## Work to be completed
Check each line of the listing for the word "czyli" and give only the number of lines that have it.

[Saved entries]
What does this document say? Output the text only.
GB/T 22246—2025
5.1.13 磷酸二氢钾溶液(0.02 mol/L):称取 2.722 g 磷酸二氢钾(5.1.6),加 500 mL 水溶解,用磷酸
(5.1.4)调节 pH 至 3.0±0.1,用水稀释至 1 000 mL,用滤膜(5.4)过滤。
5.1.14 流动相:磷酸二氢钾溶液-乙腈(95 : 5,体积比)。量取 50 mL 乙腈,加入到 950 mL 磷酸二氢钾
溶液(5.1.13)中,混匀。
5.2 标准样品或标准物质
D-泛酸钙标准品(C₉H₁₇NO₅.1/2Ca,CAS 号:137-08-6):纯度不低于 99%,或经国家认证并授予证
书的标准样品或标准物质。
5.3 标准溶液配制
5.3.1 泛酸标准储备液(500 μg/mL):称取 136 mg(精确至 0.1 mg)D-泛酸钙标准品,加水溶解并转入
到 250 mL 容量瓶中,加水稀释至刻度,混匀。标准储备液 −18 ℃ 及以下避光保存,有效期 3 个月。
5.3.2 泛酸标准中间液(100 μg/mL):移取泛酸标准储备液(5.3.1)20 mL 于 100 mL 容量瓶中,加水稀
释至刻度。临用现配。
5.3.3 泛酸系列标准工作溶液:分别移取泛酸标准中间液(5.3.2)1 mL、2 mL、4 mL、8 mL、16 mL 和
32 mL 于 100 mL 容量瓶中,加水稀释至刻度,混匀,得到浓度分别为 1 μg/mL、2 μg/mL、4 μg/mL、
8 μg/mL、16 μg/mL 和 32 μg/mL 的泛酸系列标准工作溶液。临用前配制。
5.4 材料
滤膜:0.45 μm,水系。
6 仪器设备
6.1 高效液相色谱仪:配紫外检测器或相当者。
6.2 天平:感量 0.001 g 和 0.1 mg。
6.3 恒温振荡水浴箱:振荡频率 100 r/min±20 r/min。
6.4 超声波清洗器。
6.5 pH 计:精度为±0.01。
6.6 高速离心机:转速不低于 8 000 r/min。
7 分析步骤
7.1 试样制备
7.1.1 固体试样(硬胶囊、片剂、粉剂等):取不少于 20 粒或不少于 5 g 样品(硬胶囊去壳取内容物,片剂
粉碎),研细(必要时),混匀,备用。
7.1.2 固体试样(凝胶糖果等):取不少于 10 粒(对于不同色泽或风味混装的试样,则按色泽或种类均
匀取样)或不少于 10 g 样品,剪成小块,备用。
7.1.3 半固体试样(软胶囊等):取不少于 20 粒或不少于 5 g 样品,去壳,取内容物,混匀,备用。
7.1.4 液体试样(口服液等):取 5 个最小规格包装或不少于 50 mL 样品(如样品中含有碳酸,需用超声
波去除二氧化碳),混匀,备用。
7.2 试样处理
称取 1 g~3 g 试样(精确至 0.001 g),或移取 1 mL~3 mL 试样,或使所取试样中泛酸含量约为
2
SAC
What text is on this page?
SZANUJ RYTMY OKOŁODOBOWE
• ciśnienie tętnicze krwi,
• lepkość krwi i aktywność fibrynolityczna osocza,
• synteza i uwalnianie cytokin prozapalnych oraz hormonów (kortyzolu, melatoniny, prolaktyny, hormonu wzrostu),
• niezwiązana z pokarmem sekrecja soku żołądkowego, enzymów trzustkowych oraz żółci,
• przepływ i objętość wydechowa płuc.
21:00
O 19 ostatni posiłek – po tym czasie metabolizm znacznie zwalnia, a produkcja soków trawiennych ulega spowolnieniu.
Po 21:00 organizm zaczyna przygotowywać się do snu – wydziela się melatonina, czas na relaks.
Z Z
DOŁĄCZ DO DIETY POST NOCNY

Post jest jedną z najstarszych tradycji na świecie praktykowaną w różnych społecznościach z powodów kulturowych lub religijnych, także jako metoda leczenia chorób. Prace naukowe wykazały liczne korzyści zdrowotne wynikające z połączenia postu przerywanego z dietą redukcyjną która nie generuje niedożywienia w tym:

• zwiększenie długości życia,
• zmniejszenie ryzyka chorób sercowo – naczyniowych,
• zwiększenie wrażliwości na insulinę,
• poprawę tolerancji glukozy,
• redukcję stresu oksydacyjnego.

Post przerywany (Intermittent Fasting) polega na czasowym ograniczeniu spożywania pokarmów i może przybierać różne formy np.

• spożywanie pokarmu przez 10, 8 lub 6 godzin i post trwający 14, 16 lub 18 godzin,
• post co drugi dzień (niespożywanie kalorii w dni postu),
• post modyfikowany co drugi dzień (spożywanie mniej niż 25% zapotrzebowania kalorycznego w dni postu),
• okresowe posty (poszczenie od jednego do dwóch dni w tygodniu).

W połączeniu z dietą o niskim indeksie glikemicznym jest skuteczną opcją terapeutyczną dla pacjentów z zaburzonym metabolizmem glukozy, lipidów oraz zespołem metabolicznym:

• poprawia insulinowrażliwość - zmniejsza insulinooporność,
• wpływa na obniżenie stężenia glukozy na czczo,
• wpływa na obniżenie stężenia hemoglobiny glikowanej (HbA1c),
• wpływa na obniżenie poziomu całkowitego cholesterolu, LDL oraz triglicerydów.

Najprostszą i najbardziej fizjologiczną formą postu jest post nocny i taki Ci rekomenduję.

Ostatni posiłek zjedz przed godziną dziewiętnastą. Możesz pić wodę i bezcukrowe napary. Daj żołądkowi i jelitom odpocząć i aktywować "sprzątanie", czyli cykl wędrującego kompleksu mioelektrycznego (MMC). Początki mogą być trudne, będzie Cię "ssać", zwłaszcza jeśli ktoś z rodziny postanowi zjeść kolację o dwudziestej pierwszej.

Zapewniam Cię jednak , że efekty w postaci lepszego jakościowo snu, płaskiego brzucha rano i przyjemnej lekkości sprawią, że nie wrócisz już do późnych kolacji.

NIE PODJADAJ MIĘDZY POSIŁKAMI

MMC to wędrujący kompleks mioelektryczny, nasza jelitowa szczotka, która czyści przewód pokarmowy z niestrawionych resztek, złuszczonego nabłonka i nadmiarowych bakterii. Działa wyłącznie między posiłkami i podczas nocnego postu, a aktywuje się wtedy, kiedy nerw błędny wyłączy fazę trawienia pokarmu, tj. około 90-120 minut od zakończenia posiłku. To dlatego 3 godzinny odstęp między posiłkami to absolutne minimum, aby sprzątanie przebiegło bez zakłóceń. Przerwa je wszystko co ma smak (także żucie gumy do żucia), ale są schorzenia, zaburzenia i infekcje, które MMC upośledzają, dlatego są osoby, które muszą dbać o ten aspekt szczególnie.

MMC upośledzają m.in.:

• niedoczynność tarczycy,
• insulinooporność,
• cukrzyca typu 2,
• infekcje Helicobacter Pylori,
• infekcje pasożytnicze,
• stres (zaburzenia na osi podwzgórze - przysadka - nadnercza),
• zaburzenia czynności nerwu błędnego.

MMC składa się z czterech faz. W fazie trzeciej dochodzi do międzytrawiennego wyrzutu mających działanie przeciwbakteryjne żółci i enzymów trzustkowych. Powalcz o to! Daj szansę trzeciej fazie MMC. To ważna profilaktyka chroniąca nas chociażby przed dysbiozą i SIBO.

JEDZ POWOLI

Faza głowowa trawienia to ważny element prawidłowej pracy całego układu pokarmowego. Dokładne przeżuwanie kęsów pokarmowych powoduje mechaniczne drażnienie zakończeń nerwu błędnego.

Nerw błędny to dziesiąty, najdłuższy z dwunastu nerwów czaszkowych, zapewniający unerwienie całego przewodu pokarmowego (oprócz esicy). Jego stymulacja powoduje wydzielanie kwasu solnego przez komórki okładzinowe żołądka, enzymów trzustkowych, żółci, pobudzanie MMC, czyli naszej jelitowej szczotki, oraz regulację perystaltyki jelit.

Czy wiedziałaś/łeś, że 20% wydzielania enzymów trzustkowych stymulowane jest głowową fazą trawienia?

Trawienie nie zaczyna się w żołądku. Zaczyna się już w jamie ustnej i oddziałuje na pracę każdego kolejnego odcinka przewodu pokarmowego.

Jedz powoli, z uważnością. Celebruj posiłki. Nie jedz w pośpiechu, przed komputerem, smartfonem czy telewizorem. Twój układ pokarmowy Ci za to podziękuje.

## Final result
2